#### SUPPLIED ENTRIES

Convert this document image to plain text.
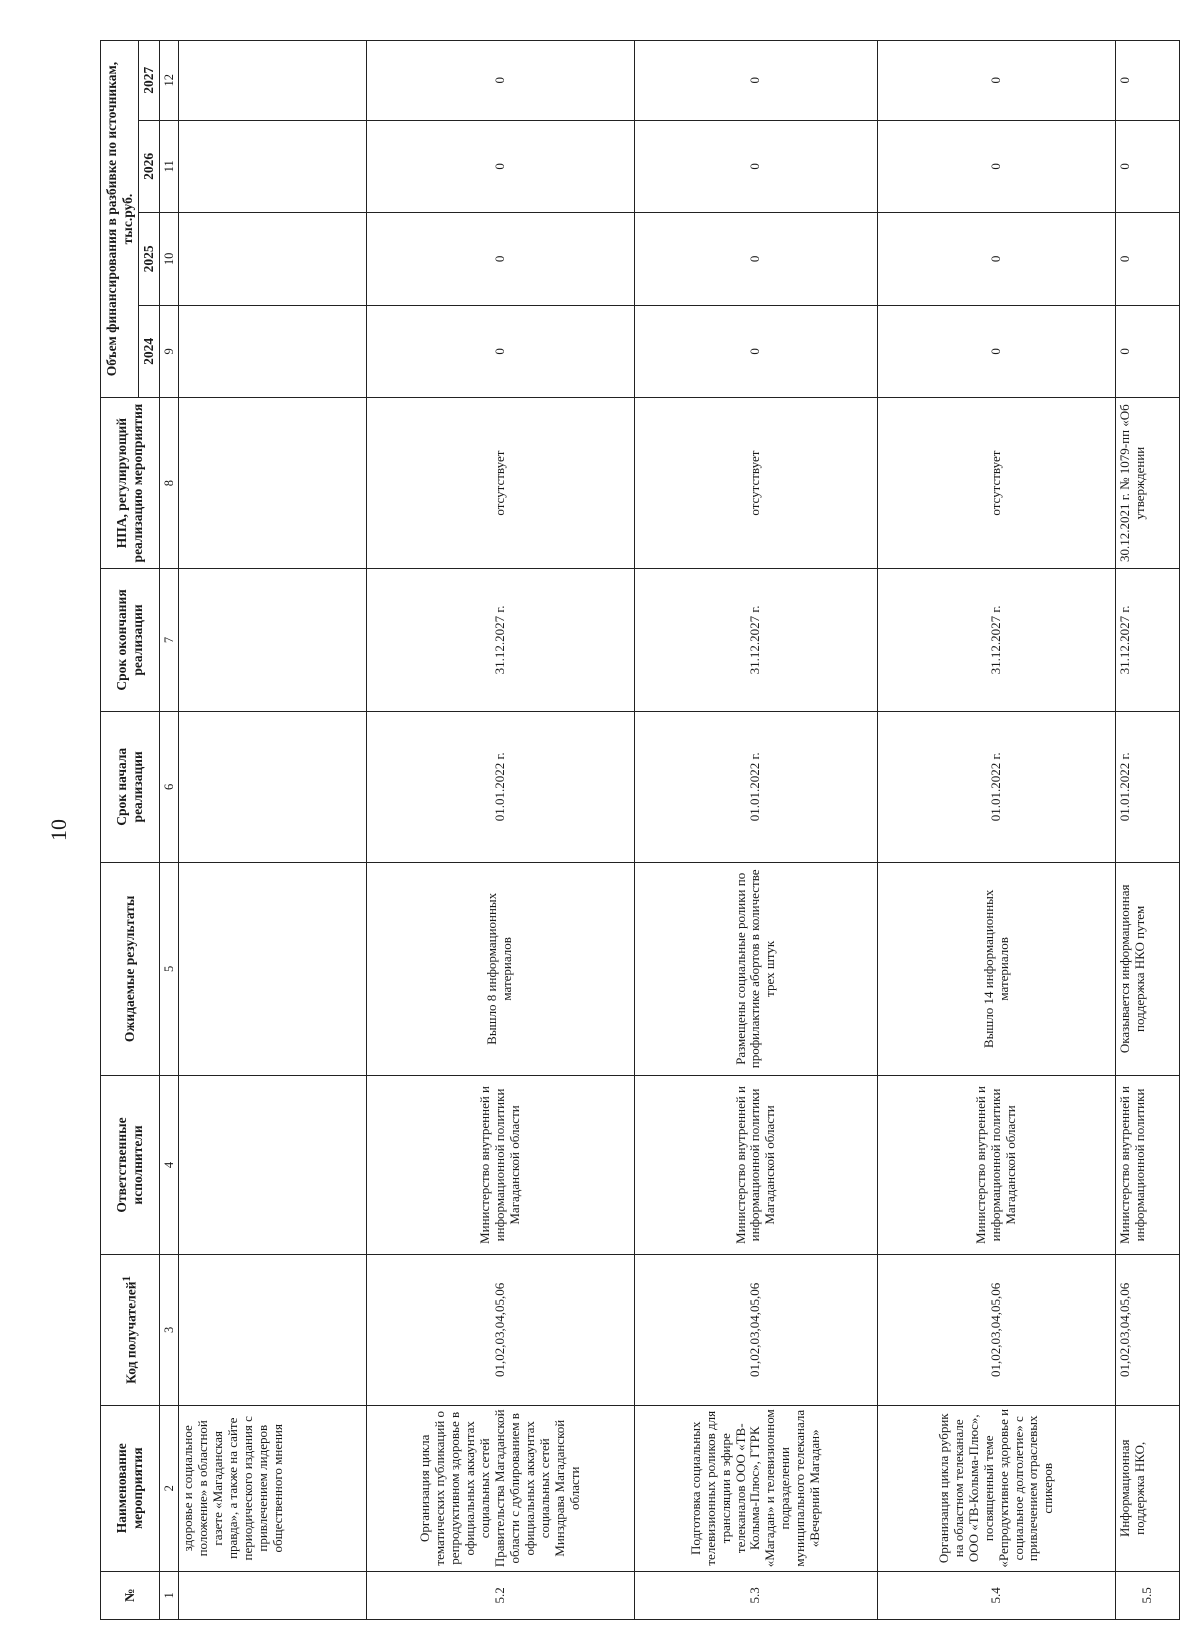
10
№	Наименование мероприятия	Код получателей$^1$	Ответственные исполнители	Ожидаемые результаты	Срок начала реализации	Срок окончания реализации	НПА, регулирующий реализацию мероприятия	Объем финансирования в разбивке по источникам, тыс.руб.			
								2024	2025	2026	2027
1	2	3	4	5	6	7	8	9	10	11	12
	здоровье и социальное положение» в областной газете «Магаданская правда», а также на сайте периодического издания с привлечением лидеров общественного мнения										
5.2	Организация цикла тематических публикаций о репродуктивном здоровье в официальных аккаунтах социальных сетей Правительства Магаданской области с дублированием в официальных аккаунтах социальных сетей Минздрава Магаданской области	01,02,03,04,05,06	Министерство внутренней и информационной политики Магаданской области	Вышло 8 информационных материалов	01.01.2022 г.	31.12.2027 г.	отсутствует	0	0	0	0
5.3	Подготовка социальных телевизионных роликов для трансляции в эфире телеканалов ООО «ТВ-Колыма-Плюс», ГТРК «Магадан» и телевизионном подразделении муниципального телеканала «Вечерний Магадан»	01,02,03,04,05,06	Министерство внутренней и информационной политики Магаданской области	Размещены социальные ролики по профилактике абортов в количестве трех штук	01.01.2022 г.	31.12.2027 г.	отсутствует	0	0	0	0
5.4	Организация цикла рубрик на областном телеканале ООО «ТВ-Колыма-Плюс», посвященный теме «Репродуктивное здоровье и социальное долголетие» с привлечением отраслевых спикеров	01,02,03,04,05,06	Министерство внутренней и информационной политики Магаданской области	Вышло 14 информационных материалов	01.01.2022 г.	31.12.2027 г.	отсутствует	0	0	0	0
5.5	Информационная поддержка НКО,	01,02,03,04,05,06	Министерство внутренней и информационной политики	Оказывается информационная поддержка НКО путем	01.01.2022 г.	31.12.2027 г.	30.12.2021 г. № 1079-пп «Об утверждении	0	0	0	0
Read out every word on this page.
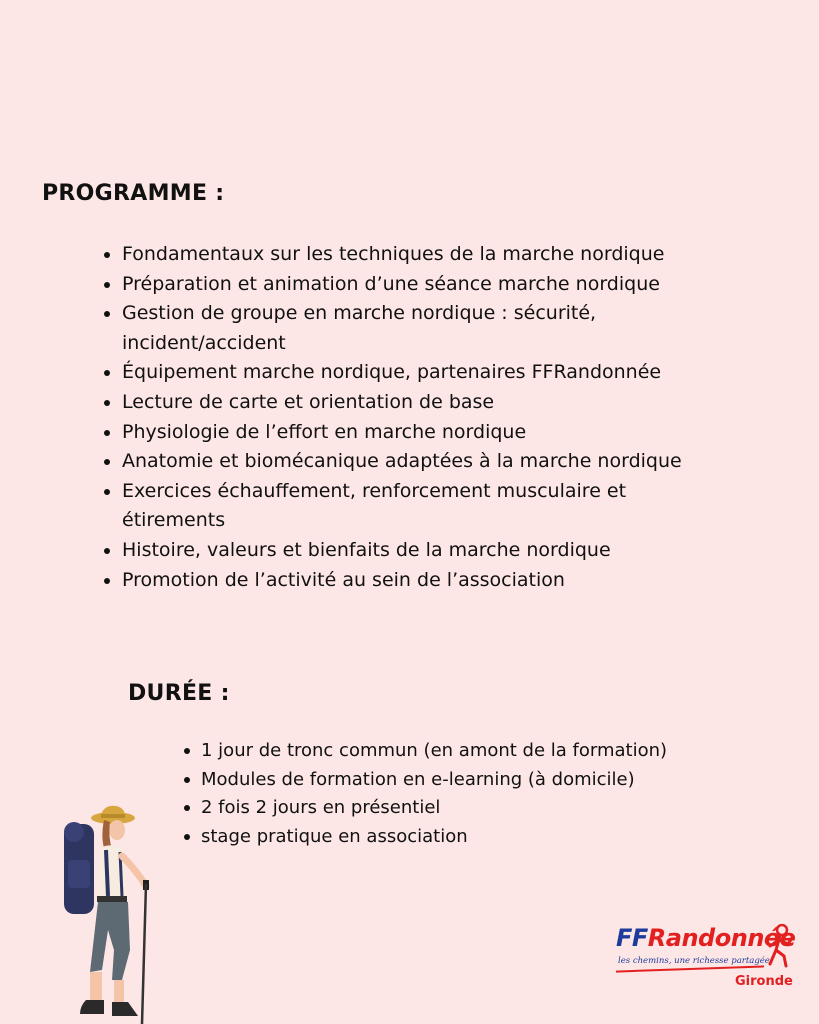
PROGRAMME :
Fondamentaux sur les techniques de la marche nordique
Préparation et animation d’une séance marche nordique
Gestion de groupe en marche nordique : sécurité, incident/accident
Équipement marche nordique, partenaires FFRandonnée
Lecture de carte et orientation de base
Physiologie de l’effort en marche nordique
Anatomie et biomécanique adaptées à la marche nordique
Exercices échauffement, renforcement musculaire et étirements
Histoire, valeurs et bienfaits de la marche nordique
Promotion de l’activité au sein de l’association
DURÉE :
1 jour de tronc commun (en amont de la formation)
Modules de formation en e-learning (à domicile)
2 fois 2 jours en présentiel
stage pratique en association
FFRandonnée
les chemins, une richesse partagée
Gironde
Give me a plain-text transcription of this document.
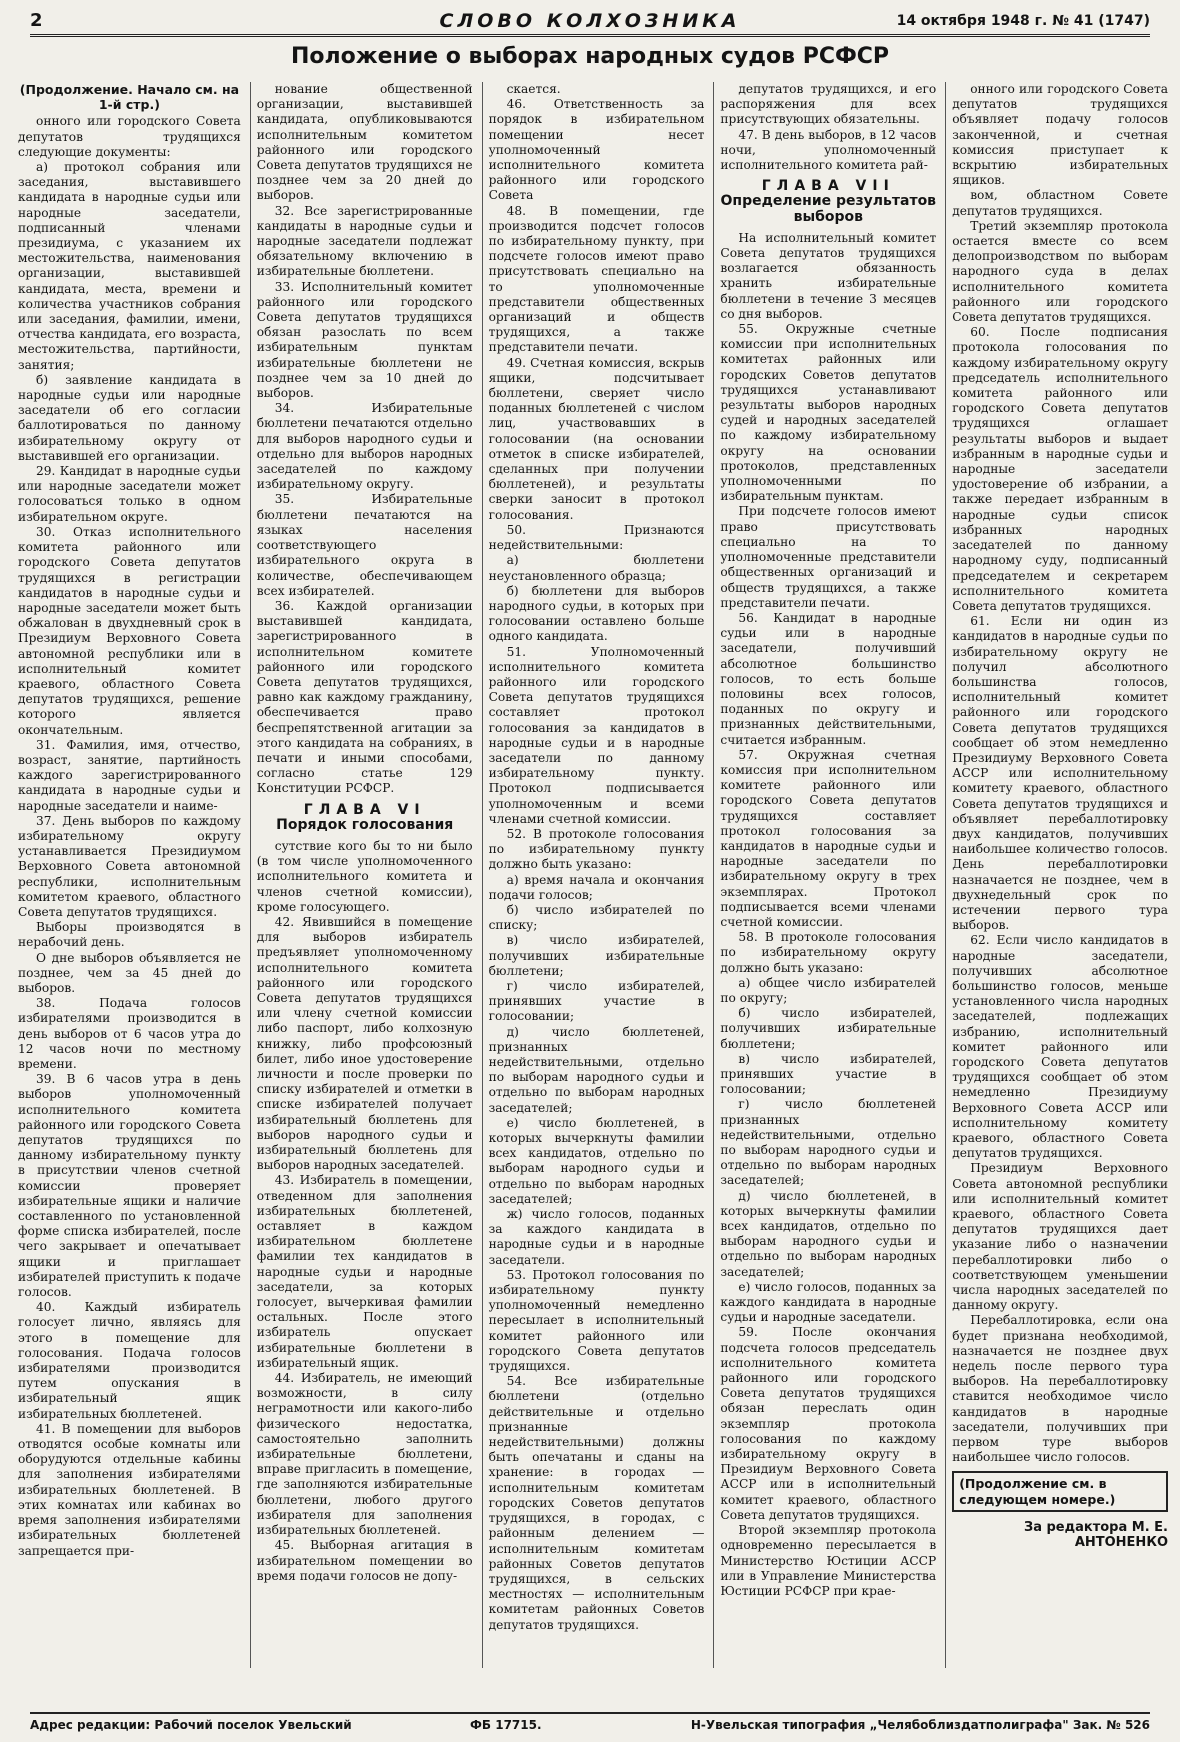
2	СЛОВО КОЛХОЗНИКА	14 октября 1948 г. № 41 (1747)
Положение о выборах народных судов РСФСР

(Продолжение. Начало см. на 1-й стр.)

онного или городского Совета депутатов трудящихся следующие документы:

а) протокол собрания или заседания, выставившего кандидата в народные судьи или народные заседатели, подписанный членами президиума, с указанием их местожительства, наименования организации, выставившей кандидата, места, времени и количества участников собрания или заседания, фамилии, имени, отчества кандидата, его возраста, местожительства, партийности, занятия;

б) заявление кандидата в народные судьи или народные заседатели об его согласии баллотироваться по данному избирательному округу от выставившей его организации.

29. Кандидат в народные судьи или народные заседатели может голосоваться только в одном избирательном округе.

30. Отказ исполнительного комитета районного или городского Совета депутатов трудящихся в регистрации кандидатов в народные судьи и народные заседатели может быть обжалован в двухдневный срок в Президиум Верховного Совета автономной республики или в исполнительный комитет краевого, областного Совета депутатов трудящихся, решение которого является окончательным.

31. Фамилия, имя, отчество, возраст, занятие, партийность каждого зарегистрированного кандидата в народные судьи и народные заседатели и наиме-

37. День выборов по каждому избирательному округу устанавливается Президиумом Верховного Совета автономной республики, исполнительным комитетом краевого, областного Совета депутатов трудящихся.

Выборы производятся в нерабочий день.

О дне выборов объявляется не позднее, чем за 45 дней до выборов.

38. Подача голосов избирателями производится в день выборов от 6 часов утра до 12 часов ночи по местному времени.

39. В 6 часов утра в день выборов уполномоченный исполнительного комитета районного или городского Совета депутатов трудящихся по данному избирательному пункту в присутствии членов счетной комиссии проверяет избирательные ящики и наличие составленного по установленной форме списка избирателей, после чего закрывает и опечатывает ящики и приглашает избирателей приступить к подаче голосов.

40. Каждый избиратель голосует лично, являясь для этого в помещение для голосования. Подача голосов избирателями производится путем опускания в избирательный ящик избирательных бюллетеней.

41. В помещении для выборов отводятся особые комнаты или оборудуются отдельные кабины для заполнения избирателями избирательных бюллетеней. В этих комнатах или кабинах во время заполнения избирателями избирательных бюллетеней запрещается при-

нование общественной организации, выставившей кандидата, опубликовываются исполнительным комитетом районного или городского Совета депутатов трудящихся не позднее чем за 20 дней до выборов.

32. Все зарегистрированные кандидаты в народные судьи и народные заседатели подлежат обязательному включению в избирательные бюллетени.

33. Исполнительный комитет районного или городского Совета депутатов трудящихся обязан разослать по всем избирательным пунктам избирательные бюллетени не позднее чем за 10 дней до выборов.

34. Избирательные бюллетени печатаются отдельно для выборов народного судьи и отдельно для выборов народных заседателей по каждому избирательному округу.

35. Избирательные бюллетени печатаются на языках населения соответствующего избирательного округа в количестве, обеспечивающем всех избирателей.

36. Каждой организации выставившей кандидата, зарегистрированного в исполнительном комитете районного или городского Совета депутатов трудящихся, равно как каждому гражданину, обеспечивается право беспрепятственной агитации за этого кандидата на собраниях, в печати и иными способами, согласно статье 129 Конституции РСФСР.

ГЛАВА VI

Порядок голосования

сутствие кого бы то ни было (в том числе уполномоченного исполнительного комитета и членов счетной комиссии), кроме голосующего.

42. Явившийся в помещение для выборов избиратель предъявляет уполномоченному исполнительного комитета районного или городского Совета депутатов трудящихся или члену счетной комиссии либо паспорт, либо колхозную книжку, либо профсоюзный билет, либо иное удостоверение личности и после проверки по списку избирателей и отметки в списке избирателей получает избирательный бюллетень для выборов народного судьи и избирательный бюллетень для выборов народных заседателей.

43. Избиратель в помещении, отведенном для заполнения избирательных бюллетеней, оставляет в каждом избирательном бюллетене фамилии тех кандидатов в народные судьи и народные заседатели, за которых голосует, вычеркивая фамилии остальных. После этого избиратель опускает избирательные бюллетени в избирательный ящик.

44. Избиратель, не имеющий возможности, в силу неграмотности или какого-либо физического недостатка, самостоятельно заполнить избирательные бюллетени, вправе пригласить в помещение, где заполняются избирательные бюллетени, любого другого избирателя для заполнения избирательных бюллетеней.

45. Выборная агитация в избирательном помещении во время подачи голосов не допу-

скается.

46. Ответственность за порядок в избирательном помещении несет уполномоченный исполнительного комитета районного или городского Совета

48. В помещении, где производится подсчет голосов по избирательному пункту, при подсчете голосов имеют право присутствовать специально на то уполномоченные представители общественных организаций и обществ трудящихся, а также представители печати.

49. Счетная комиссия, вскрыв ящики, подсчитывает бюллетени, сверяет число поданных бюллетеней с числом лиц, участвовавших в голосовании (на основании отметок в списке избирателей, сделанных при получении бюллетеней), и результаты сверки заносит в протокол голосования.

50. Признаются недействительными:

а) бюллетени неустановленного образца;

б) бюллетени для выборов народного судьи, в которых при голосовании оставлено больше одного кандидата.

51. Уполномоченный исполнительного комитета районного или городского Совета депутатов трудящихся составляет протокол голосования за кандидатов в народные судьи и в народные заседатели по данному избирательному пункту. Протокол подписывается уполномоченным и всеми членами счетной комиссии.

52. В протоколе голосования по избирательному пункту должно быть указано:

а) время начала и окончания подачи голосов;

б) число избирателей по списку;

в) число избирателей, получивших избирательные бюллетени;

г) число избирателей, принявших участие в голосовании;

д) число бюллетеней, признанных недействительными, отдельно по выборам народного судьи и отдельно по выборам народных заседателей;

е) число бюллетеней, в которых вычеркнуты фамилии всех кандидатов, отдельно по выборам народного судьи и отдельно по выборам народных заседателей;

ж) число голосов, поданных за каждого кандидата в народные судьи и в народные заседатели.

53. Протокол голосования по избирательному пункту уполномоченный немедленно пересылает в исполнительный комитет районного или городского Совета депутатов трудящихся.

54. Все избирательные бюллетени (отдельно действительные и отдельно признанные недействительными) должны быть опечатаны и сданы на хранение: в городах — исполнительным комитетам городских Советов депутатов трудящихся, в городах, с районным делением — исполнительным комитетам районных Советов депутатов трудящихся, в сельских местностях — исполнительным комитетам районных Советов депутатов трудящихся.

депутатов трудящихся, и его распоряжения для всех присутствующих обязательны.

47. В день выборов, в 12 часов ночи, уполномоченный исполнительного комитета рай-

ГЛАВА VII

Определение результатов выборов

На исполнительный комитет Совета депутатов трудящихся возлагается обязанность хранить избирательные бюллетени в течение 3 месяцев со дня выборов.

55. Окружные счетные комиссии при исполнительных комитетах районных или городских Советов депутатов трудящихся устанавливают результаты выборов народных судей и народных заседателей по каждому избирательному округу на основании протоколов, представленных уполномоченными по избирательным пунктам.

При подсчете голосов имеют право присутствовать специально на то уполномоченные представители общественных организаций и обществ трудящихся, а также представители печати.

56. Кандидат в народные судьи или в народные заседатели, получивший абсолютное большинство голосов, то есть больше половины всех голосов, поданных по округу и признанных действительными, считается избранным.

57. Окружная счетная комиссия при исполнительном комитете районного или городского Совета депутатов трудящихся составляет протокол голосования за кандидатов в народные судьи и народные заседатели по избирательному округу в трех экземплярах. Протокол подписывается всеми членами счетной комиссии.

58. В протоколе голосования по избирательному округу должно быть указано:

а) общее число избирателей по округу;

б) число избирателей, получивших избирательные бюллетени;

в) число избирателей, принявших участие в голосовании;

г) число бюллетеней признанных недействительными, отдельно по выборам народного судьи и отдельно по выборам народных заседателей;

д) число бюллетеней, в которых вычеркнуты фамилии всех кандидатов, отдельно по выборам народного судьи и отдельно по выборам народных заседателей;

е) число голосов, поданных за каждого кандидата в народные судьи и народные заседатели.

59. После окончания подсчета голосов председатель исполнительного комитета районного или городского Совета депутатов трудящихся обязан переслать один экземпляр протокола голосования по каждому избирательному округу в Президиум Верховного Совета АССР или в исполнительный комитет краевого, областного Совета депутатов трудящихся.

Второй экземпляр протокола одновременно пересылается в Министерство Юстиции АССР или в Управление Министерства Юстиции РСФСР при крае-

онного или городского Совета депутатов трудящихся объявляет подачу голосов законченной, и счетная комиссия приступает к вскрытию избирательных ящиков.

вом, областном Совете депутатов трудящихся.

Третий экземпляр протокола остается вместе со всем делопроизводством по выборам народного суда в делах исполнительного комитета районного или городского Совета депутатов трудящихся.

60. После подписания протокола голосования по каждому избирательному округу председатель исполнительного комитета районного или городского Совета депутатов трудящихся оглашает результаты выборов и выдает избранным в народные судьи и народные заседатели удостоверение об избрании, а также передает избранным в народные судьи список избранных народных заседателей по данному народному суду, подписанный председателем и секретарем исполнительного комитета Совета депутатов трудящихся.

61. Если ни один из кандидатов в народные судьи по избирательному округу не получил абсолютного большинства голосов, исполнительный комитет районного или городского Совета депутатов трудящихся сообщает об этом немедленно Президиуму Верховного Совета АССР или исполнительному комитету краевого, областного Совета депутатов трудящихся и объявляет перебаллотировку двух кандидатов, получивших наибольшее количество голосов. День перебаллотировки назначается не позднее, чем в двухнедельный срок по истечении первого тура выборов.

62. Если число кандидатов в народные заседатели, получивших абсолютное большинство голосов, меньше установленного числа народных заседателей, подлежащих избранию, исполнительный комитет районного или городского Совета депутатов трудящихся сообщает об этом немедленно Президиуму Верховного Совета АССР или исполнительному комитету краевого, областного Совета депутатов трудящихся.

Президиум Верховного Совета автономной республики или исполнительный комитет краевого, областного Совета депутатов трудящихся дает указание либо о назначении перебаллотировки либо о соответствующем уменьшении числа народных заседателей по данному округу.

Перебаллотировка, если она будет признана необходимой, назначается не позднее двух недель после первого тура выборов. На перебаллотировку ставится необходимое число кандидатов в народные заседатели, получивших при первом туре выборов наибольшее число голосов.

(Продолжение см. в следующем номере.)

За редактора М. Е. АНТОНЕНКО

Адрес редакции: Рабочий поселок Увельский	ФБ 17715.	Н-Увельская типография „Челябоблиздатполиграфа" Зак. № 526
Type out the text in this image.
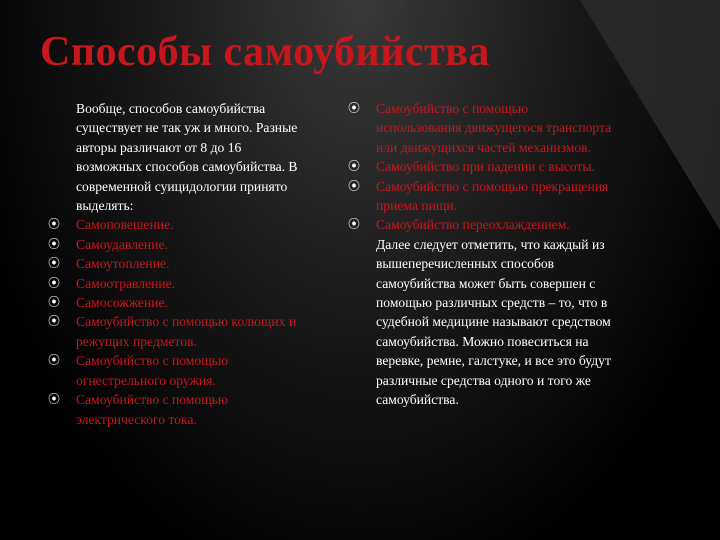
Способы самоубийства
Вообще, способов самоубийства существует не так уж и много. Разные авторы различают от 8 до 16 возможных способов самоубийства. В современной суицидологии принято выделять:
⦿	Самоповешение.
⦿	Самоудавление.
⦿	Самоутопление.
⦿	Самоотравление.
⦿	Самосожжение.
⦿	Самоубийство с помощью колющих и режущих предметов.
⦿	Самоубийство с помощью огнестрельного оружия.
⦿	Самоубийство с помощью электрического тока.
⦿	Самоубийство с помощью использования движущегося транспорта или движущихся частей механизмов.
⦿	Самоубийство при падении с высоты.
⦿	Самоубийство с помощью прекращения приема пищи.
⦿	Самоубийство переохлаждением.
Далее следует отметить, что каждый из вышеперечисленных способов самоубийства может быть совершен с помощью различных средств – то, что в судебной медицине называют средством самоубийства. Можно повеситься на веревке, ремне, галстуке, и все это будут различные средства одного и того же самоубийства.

########

§ **WRITTEN INSTRUCTION**
A line counts if it holds the word "председатель". Work out how many lines in the listing count, and give only that number.

§ **RIGHT ANSWER**
2